▶ Goal
Could you write out the records below exactly as they appear?

▶ Rows
++++++++++++++++++++

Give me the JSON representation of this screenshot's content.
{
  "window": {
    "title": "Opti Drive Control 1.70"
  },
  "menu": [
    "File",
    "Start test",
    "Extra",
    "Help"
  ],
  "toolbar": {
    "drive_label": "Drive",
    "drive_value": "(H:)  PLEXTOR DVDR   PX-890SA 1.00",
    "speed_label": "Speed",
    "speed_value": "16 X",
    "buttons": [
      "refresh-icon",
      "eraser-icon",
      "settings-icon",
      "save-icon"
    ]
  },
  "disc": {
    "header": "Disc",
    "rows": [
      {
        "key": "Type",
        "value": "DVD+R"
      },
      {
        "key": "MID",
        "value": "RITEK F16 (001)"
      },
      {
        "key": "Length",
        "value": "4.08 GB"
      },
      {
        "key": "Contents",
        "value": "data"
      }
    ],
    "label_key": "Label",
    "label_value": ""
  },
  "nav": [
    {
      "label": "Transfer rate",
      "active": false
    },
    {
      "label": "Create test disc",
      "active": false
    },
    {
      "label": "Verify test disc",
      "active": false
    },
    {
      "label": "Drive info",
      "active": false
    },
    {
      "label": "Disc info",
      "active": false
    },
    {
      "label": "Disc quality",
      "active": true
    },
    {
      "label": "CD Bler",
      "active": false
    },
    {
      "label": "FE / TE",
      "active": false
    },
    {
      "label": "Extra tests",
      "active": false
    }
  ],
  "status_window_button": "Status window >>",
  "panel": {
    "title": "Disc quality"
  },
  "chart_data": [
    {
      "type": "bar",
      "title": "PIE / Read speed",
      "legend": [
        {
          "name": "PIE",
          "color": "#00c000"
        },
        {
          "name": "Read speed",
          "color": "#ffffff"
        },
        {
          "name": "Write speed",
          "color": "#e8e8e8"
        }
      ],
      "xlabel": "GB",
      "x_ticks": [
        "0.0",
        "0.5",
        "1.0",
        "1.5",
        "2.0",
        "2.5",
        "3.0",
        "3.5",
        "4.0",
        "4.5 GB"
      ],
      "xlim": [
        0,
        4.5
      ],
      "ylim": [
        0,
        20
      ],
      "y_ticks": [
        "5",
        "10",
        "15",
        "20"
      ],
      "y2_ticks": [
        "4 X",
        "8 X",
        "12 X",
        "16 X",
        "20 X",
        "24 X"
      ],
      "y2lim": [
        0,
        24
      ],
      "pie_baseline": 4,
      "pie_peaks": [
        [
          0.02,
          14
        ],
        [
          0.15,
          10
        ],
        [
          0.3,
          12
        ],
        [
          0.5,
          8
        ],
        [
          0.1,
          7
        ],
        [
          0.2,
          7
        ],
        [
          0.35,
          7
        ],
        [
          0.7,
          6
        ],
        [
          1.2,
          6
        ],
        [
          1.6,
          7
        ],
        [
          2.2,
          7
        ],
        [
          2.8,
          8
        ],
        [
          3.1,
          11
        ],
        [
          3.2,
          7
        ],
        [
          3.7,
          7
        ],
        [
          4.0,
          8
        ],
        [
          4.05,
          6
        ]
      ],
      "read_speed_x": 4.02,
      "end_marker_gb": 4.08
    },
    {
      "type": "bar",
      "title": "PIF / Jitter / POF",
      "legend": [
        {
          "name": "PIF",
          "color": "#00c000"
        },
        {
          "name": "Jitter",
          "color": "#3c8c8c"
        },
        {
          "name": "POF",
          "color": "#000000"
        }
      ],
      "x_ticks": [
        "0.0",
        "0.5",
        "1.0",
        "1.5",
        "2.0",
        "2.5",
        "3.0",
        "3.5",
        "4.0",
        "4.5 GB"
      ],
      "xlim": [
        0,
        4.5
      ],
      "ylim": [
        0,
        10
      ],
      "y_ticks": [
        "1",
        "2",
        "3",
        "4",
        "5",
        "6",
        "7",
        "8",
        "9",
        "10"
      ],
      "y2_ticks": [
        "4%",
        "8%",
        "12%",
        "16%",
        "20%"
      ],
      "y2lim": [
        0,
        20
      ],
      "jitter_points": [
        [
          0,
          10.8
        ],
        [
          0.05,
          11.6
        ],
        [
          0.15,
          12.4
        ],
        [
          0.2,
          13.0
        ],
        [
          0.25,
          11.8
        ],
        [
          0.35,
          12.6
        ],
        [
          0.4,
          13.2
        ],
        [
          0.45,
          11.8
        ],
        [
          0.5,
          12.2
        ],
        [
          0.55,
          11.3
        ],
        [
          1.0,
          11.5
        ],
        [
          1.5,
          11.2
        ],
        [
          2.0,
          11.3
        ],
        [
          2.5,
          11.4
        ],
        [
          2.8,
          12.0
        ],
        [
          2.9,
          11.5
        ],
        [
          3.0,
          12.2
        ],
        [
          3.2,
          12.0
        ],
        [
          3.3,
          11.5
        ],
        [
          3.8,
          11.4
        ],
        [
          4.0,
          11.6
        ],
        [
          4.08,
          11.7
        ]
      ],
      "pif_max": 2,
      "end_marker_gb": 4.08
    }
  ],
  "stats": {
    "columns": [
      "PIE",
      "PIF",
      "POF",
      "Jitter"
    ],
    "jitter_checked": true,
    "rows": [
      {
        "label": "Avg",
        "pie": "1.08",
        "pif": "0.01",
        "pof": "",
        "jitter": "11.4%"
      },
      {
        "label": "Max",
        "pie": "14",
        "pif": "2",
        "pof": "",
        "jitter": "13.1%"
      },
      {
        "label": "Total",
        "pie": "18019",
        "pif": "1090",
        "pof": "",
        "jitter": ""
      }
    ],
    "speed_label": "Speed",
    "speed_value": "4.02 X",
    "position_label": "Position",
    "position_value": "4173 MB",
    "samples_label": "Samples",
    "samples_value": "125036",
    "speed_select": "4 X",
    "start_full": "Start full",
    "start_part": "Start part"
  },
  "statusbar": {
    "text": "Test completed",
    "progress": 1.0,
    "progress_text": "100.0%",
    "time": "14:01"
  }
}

++++++++++++++++++++

▶ Solution for this exercise
Give me the JSON representation of this screenshot's content.
{
  "window": {
    "title": "Opti Drive Control 1.70"
  },
  "menu": [
    "File",
    "Start test",
    "Extra",
    "Help"
  ],
  "toolbar": {
    "drive_label": "Drive",
    "drive_value": "(H:)  PLEXTOR DVDR   PX-890SA 1.00",
    "speed_label": "Speed",
    "speed_value": "16 X",
    "buttons": [
      "refresh-icon",
      "eraser-icon",
      "settings-icon",
      "save-icon"
    ]
  },
  "disc": {
    "header": "Disc",
    "rows": [
      {
        "key": "Type",
        "value": "DVD+R"
      },
      {
        "key": "MID",
        "value": "RITEK F16 (001)"
      },
      {
        "key": "Length",
        "value": "4.08 GB"
      },
      {
        "key": "Contents",
        "value": "data"
      }
    ],
    "label_key": "Label",
    "label_value": ""
  },
  "nav": [
    {
      "label": "Transfer rate",
      "active": false
    },
    {
      "label": "Create test disc",
      "active": false
    },
    {
      "label": "Verify test disc",
      "active": false
    },
    {
      "label": "Drive info",
      "active": false
    },
    {
      "label": "Disc info",
      "active": false
    },
    {
      "label": "Disc quality",
      "active": true
    },
    {
      "label": "CD Bler",
      "active": false
    },
    {
      "label": "FE / TE",
      "active": false
    },
    {
      "label": "Extra tests",
      "active": false
    }
  ],
  "status_window_button": "Status window >>",
  "panel": {
    "title": "Disc quality"
  },
  "chart_data": [
    {
      "type": "bar",
      "title": "PIE / Read speed",
      "legend": [
        {
          "name": "PIE",
          "color": "#00c000"
        },
        {
          "name": "Read speed",
          "color": "#ffffff"
        },
        {
          "name": "Write speed",
          "color": "#e8e8e8"
        }
      ],
      "xlabel": "GB",
      "x_ticks": [
        "0.0",
        "0.5",
        "1.0",
        "1.5",
        "2.0",
        "2.5",
        "3.0",
        "3.5",
        "4.0",
        "4.5 GB"
      ],
      "xlim": [
        0,
        4.5
      ],
      "ylim": [
        0,
        20
      ],
      "y_ticks": [
        "5",
        "10",
        "15",
        "20"
      ],
      "y2_ticks": [
        "4 X",
        "8 X",
        "12 X",
        "16 X",
        "20 X",
        "24 X"
      ],
      "y2lim": [
        0,
        24
      ],
      "pie_baseline": 4,
      "pie_peaks": [
        [
          0.02,
          14
        ],
        [
          0.15,
          10
        ],
        [
          0.3,
          12
        ],
        [
          0.5,
          8
        ],
        [
          0.1,
          7
        ],
        [
          0.2,
          7
        ],
        [
          0.35,
          7
        ],
        [
          0.7,
          6
        ],
        [
          1.2,
          6
        ],
        [
          1.6,
          7
        ],
        [
          2.2,
          7
        ],
        [
          2.8,
          8
        ],
        [
          3.1,
          11
        ],
        [
          3.2,
          7
        ],
        [
          3.7,
          7
        ],
        [
          4.0,
          8
        ],
        [
          4.05,
          6
        ]
      ],
      "read_speed_x": 4.02,
      "end_marker_gb": 4.08
    },
    {
      "type": "bar",
      "title": "PIF / Jitter / POF",
      "legend": [
        {
          "name": "PIF",
          "color": "#00c000"
        },
        {
          "name": "Jitter",
          "color": "#3c8c8c"
        },
        {
          "name": "POF",
          "color": "#000000"
        }
      ],
      "x_ticks": [
        "0.0",
        "0.5",
        "1.0",
        "1.5",
        "2.0",
        "2.5",
        "3.0",
        "3.5",
        "4.0",
        "4.5 GB"
      ],
      "xlim": [
        0,
        4.5
      ],
      "ylim": [
        0,
        10
      ],
      "y_ticks": [
        "1",
        "2",
        "3",
        "4",
        "5",
        "6",
        "7",
        "8",
        "9",
        "10"
      ],
      "y2_ticks": [
        "4%",
        "8%",
        "12%",
        "16%",
        "20%"
      ],
      "y2lim": [
        0,
        20
      ],
      "jitter_points": [
        [
          0,
          10.8
        ],
        [
          0.05,
          11.6
        ],
        [
          0.15,
          12.4
        ],
        [
          0.2,
          13.0
        ],
        [
          0.25,
          11.8
        ],
        [
          0.35,
          12.6
        ],
        [
          0.4,
          13.2
        ],
        [
          0.45,
          11.8
        ],
        [
          0.5,
          12.2
        ],
        [
          0.55,
          11.3
        ],
        [
          1.0,
          11.5
        ],
        [
          1.5,
          11.2
        ],
        [
          2.0,
          11.3
        ],
        [
          2.5,
          11.4
        ],
        [
          2.8,
          12.0
        ],
        [
          2.9,
          11.5
        ],
        [
          3.0,
          12.2
        ],
        [
          3.2,
          12.0
        ],
        [
          3.3,
          11.5
        ],
        [
          3.8,
          11.4
        ],
        [
          4.0,
          11.6
        ],
        [
          4.08,
          11.7
        ]
      ],
      "pif_max": 2,
      "end_marker_gb": 4.08
    }
  ],
  "stats": {
    "columns": [
      "PIE",
      "PIF",
      "POF",
      "Jitter"
    ],
    "jitter_checked": true,
    "rows": [
      {
        "label": "Avg",
        "pie": "1.08",
        "pif": "0.01",
        "pof": "",
        "jitter": "11.4%"
      },
      {
        "label": "Max",
        "pie": "14",
        "pif": "2",
        "pof": "",
        "jitter": "13.1%"
      },
      {
        "label": "Total",
        "pie": "18019",
        "pif": "1090",
        "pof": "",
        "jitter": ""
      }
    ],
    "speed_label": "Speed",
    "speed_value": "4.02 X",
    "position_label": "Position",
    "position_value": "4173 MB",
    "samples_label": "Samples",
    "samples_value": "125036",
    "speed_select": "4 X",
    "start_full": "Start full",
    "start_part": "Start part"
  },
  "statusbar": {
    "text": "Test completed",
    "progress": 1.0,
    "progress_text": "100.0%",
    "time": "14:01"
  }
}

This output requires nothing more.